What the task requires: Repeat the listing in full, word for word.

Material shown:
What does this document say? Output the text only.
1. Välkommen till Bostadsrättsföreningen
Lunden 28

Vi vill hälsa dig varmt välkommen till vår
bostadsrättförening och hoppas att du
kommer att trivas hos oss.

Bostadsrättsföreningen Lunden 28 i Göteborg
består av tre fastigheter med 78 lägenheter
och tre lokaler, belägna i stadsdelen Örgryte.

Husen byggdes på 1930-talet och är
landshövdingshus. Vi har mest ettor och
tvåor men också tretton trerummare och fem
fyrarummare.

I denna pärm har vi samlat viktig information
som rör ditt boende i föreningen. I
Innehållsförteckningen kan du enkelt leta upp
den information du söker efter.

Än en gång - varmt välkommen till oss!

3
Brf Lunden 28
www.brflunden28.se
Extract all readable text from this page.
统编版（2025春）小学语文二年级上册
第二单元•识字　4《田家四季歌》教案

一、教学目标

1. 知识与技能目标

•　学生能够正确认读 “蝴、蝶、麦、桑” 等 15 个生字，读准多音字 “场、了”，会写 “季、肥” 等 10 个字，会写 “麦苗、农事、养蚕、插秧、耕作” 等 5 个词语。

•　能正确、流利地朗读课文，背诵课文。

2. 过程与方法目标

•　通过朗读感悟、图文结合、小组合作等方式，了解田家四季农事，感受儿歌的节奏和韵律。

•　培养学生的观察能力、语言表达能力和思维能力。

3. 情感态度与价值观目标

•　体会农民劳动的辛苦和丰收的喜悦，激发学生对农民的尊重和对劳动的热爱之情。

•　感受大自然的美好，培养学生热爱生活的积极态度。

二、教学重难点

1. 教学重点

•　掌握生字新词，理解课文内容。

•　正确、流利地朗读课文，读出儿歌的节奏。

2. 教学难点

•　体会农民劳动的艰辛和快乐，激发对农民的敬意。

Task output:
What does this document say? Output the text only.
1. Välkommen till Bostadsrättsföreningen
Lunden 28

Vi vill hälsa dig varmt välkommen till vår
bostadsrättförening och hoppas att du
kommer att trivas hos oss.

Bostadsrättsföreningen Lunden 28 i Göteborg
består av tre fastigheter med 78 lägenheter
och tre lokaler, belägna i stadsdelen Örgryte.

Husen byggdes på 1930-talet och är
landshövdingshus. Vi har mest ettor och
tvåor men också tretton trerummare och fem
fyrarummare.

I denna pärm har vi samlat viktig information
som rör ditt boende i föreningen. I
Innehållsförteckningen kan du enkelt leta upp
den information du söker efter.

Än en gång - varmt välkommen till oss!

3
Brf Lunden 28
www.brflunden28.se
Extract all readable text from this page.
统编版（2025春）小学语文二年级上册
第二单元•识字　4《田家四季歌》教案

一、教学目标

1. 知识与技能目标

•　学生能够正确认读 “蝴、蝶、麦、桑” 等 15 个生字，读准多音字 “场、了”，会写 “季、肥” 等 10 个字，会写 “麦苗、农事、养蚕、插秧、耕作” 等 5 个词语。

•　能正确、流利地朗读课文，背诵课文。

2. 过程与方法目标

•　通过朗读感悟、图文结合、小组合作等方式，了解田家四季农事，感受儿歌的节奏和韵律。

•　培养学生的观察能力、语言表达能力和思维能力。

3. 情感态度与价值观目标

•　体会农民劳动的辛苦和丰收的喜悦，激发学生对农民的尊重和对劳动的热爱之情。

•　感受大自然的美好，培养学生热爱生活的积极态度。

二、教学重难点

1. 教学重点

•　掌握生字新词，理解课文内容。

•　正确、流利地朗读课文，读出儿歌的节奏。

2. 教学难点

•　体会农民劳动的艰辛和快乐，激发对农民的敬意。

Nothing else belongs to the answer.